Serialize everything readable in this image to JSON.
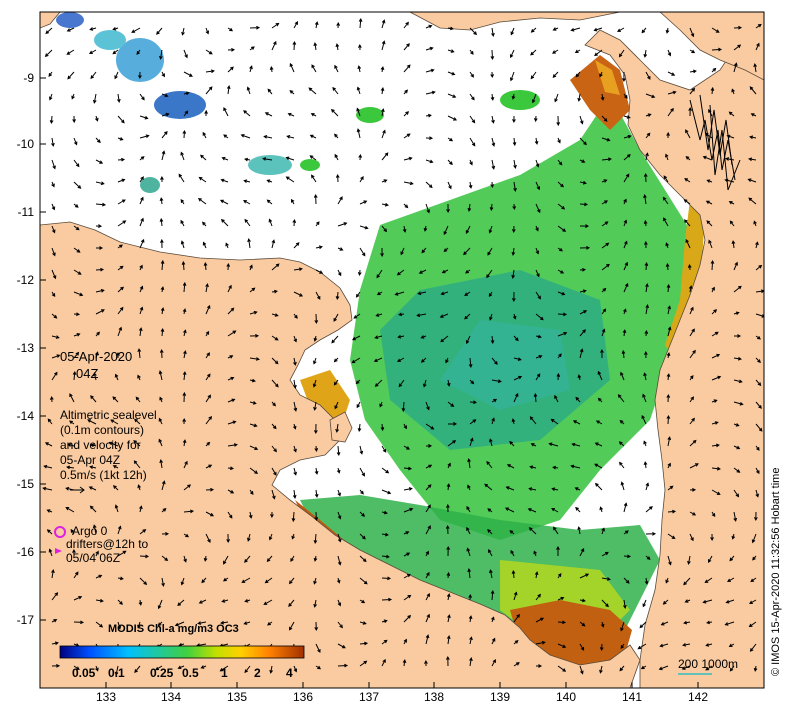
{
  "date_label": "05-Apr-2020",
  "time_label": "04Z",
  "legend_text": {
    "line1": "Altimetric sealevel",
    "line2": "(0.1m contours)",
    "line3": "and velocity for",
    "line4": "05-Apr 04Z",
    "line5": "0.5m/s (1kt 12h)"
  },
  "argo_label": "Argo 0",
  "drifters_line1": "drifters@12h to",
  "drifters_line2": "05/04 06Z",
  "colorbar": {
    "title": "MODIS Chl-a mg/m3 OC3",
    "ticks": [
      "0.05",
      "0.1",
      "0.25",
      "0.5",
      "1",
      "2",
      "4"
    ]
  },
  "y_ticks": [
    "-9",
    "-10",
    "-11",
    "-12",
    "-13",
    "-14",
    "-15",
    "-16",
    "-17"
  ],
  "x_ticks": [
    "133",
    "134",
    "135",
    "136",
    "137",
    "138",
    "139",
    "140",
    "141",
    "142"
  ],
  "scale_bar_label": "200  1000m",
  "credit": "© IMOS 15-Apr-2020 11:32:56 Hobart time",
  "colors": {
    "land": "#facba1",
    "sea": "#ffffff",
    "chl_low": "#1a7fd0",
    "chl_mid": "#3cc83c",
    "chl_high": "#c86414",
    "argo_marker": "#e020e0"
  }
}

SHORT PROBLEM -
Copy the records above exactly. The pictures are not part of the copy.

RESULT -
Serialize everything readable in this image to JSON.
{
  "date_label": "05-Apr-2020",
  "time_label": "04Z",
  "legend_text": {
    "line1": "Altimetric sealevel",
    "line2": "(0.1m contours)",
    "line3": "and velocity for",
    "line4": "05-Apr 04Z",
    "line5": "0.5m/s (1kt 12h)"
  },
  "argo_label": "Argo 0",
  "drifters_line1": "drifters@12h to",
  "drifters_line2": "05/04 06Z",
  "colorbar": {
    "title": "MODIS Chl-a mg/m3 OC3",
    "ticks": [
      "0.05",
      "0.1",
      "0.25",
      "0.5",
      "1",
      "2",
      "4"
    ]
  },
  "y_ticks": [
    "-9",
    "-10",
    "-11",
    "-12",
    "-13",
    "-14",
    "-15",
    "-16",
    "-17"
  ],
  "x_ticks": [
    "133",
    "134",
    "135",
    "136",
    "137",
    "138",
    "139",
    "140",
    "141",
    "142"
  ],
  "scale_bar_label": "200  1000m",
  "credit": "© IMOS 15-Apr-2020 11:32:56 Hobart time",
  "colors": {
    "land": "#facba1",
    "sea": "#ffffff",
    "chl_low": "#1a7fd0",
    "chl_mid": "#3cc83c",
    "chl_high": "#c86414",
    "argo_marker": "#e020e0"
  }
}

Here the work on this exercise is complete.